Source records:
= Beginning of Section =

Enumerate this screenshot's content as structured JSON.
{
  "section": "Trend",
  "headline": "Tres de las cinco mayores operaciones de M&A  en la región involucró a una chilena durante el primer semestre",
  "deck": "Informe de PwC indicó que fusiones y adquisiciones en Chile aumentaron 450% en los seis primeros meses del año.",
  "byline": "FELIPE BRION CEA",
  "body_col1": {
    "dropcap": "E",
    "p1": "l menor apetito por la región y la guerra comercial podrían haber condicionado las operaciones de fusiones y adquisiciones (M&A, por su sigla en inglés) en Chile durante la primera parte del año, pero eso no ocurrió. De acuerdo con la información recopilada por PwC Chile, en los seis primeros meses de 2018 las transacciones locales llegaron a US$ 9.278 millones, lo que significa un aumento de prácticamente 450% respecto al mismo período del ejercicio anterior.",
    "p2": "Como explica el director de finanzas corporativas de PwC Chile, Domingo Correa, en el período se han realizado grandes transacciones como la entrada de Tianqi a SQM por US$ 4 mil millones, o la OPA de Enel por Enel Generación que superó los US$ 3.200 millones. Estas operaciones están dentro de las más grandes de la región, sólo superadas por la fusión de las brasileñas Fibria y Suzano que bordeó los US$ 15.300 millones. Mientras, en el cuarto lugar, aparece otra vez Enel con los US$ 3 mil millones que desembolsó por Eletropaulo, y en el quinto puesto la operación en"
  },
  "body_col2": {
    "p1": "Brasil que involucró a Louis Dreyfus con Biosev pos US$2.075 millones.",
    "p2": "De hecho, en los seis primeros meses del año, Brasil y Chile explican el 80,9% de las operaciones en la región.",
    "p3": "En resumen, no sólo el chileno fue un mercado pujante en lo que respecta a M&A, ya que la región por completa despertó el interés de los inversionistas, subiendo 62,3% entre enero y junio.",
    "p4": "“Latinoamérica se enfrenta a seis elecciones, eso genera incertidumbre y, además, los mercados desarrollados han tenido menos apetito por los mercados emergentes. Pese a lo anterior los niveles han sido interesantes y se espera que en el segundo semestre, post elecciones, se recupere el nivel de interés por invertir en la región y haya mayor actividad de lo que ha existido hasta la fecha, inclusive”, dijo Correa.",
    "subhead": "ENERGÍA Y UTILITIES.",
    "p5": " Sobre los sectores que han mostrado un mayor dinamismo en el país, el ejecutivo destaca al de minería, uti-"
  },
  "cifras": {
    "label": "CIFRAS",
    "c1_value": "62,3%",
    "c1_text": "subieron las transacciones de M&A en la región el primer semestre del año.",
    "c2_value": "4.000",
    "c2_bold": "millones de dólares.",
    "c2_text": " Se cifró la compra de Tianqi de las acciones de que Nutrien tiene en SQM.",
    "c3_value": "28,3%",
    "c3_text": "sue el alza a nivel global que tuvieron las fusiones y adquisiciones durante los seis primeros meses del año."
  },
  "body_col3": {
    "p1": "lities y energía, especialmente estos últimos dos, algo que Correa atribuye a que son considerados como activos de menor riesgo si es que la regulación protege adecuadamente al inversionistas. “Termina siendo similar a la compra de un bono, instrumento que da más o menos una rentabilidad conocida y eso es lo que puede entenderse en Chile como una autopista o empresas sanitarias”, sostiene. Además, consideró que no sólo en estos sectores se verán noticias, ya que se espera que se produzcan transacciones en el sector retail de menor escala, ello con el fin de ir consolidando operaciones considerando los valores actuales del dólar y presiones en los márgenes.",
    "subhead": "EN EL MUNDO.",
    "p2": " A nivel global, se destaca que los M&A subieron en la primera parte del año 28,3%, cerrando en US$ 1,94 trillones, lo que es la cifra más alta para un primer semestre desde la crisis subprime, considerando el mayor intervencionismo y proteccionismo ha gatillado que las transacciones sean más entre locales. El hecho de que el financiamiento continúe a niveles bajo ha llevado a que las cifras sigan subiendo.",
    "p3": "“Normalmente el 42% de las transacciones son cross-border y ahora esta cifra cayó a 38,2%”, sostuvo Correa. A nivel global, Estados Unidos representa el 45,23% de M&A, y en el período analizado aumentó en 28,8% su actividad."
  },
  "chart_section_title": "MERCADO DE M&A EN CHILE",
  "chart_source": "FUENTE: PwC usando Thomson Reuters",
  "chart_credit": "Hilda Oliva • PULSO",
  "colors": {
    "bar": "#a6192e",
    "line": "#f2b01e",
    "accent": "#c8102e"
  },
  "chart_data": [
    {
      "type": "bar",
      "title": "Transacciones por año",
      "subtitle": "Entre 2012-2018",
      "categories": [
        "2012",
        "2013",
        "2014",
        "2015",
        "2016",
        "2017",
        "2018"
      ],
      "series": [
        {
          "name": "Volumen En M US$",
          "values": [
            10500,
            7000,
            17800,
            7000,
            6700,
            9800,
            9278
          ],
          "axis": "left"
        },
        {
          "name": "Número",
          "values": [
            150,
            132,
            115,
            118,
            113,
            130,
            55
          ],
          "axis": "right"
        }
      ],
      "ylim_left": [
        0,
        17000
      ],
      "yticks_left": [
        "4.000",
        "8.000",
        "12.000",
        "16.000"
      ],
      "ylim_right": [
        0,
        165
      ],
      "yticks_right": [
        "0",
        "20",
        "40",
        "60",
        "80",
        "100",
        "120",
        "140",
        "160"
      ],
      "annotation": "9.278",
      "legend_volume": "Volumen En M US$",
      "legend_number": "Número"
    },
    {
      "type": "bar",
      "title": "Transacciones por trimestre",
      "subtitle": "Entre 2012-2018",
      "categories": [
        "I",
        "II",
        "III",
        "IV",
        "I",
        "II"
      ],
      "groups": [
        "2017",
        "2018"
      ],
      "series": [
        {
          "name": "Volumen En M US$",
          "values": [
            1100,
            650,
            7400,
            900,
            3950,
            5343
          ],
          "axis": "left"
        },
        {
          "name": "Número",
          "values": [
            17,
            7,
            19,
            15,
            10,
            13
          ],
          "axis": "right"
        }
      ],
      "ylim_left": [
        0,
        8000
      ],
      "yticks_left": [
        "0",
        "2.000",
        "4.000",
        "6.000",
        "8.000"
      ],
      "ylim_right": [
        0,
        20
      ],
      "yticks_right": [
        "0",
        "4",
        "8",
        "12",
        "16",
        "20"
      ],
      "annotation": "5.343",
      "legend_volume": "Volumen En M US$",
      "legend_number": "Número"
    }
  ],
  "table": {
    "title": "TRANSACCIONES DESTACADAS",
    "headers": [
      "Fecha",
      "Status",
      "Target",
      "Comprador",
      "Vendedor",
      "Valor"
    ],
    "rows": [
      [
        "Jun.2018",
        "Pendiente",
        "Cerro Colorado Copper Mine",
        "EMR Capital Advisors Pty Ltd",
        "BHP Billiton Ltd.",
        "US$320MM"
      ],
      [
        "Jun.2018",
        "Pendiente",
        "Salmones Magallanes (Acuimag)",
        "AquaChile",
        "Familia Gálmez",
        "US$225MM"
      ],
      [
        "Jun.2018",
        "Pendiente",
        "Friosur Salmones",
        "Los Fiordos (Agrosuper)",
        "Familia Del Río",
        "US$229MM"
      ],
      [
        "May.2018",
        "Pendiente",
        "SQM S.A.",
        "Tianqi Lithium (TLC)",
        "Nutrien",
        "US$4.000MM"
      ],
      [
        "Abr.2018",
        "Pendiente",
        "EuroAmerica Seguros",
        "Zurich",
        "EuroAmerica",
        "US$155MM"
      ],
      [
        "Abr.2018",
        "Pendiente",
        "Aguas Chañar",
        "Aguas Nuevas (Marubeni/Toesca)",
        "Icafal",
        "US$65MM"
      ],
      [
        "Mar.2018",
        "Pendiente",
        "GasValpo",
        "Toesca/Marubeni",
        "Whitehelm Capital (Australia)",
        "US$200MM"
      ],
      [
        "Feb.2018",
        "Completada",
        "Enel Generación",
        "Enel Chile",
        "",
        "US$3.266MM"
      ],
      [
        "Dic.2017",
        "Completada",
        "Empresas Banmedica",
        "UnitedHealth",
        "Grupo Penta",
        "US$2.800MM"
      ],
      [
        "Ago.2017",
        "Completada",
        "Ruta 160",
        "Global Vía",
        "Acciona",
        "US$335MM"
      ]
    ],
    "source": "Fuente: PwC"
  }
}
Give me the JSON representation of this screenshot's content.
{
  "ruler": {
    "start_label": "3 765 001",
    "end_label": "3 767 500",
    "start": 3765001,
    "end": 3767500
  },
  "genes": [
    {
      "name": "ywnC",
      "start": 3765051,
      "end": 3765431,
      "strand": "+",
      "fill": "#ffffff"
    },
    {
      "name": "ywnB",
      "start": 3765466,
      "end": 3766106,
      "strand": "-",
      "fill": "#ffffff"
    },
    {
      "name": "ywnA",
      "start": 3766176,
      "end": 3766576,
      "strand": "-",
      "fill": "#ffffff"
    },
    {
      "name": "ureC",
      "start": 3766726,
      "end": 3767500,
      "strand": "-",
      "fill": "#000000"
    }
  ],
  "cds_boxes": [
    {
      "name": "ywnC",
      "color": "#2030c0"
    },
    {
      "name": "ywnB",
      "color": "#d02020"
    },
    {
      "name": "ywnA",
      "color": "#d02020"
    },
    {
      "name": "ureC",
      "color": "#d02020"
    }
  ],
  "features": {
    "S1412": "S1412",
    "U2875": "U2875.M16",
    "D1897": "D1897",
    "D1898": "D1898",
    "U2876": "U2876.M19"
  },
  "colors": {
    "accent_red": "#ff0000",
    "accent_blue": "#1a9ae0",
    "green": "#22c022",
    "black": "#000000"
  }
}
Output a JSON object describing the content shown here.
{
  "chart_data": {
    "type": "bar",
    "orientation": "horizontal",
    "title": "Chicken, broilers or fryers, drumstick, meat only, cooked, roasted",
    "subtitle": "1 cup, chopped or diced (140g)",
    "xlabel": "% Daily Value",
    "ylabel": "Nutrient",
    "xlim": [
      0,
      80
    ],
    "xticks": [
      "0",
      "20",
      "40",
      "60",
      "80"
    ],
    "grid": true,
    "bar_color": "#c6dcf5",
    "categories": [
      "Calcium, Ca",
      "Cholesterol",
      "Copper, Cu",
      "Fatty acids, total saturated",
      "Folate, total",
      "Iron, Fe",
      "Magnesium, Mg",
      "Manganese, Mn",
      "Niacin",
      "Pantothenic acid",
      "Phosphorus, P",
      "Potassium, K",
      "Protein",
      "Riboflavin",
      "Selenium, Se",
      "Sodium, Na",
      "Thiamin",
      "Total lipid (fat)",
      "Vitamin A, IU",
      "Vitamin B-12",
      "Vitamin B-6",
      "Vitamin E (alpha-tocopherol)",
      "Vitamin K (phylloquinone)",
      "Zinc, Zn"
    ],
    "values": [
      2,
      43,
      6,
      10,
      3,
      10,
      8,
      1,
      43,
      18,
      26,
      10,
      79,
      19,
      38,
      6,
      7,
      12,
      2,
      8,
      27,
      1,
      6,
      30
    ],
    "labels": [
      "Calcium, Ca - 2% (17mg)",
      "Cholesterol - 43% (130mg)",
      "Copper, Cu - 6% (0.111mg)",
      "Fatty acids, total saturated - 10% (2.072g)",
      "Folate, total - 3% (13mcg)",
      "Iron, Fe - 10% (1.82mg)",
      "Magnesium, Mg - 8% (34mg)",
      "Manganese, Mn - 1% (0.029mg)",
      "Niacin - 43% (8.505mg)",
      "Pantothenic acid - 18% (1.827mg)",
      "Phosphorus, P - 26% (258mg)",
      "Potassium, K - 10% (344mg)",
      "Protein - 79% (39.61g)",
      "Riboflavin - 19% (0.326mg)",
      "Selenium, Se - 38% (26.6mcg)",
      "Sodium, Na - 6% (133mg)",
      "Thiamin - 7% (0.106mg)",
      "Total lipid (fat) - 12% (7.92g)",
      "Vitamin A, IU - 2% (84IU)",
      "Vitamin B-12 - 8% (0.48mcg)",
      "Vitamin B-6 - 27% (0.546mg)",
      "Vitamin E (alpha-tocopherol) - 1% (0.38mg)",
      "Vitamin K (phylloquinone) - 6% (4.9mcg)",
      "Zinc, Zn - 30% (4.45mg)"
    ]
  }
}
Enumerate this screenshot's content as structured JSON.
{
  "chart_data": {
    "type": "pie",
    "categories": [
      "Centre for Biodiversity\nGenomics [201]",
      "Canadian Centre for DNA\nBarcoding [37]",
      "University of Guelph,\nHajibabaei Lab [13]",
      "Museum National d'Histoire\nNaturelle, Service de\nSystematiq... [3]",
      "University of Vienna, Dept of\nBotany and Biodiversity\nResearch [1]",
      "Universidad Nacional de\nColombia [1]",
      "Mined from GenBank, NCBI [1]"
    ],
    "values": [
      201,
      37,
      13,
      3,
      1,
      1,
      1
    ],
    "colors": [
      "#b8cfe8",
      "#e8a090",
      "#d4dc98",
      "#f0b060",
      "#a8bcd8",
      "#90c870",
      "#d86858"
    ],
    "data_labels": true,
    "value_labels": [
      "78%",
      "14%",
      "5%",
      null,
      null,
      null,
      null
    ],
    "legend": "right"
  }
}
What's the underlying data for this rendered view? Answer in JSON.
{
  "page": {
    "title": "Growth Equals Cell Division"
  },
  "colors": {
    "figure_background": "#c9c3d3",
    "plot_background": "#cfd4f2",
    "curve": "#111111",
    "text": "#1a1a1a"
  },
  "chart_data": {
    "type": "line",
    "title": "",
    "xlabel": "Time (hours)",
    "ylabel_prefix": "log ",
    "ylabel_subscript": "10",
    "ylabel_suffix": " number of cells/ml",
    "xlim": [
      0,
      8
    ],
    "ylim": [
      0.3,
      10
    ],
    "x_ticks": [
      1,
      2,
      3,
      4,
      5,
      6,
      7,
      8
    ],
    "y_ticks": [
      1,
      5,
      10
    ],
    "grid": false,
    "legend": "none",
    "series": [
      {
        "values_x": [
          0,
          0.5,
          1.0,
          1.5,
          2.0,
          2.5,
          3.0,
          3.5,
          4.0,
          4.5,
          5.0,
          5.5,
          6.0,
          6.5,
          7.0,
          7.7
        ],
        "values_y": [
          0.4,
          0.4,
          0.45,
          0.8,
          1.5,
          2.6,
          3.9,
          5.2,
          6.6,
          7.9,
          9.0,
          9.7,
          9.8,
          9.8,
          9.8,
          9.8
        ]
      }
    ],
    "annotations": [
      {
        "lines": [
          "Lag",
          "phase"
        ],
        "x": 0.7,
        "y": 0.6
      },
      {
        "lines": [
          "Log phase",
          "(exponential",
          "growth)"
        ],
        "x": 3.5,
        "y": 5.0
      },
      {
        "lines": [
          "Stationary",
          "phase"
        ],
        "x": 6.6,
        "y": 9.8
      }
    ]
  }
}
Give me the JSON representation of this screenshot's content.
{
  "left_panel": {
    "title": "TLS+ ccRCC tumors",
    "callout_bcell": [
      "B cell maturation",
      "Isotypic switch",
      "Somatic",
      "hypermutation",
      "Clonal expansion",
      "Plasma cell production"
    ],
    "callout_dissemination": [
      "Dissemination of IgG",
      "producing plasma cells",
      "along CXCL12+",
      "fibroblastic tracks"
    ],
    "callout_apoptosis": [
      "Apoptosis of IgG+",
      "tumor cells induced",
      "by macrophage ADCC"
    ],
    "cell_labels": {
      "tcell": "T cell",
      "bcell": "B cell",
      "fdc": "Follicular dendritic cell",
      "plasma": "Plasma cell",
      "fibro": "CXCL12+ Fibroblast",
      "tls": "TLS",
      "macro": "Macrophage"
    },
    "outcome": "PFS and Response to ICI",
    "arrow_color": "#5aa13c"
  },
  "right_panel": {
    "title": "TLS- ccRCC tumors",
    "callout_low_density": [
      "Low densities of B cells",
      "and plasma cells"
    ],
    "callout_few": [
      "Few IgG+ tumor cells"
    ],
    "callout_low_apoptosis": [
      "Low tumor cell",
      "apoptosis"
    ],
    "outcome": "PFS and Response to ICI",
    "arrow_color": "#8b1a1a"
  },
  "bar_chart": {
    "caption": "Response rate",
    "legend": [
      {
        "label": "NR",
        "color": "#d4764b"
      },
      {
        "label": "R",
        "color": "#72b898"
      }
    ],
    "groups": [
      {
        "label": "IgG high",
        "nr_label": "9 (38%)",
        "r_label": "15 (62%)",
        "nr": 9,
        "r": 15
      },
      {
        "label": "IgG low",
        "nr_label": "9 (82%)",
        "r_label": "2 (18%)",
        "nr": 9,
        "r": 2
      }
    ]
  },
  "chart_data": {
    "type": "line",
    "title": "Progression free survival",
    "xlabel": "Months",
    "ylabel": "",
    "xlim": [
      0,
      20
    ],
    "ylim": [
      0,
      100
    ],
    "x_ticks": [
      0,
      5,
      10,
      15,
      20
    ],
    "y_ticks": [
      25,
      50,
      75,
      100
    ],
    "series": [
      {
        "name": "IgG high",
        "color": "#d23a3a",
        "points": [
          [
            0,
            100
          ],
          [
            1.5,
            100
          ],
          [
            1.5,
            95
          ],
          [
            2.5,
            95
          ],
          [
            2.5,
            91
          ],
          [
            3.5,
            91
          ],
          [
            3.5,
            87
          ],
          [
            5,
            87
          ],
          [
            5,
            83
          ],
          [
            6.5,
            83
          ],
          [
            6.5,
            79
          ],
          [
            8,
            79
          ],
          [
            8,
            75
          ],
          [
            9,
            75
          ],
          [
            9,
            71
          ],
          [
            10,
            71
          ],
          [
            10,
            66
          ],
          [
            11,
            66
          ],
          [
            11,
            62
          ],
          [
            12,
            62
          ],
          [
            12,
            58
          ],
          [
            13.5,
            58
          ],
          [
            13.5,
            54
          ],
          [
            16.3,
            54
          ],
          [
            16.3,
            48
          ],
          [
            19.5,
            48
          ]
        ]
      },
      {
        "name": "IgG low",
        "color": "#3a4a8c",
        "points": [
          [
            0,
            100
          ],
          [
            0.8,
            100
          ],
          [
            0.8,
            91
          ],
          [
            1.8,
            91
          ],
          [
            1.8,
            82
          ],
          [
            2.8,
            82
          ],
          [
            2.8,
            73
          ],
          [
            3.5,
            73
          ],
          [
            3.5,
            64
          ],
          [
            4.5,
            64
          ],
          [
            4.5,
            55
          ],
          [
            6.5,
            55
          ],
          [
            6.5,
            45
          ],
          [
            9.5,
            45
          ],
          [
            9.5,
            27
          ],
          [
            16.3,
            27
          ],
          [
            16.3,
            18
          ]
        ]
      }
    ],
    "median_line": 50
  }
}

= End of Section =

Your task: Wherever a line contains the string "cells", copy that line from the data.

Response:
    "ylabel_suffix": " number of cells/ml",
      "producing plasma cells",
      "tumor cells induced",
      "Low densities of B cells",
      "and plasma cells"
      "Few IgG+ tumor cells"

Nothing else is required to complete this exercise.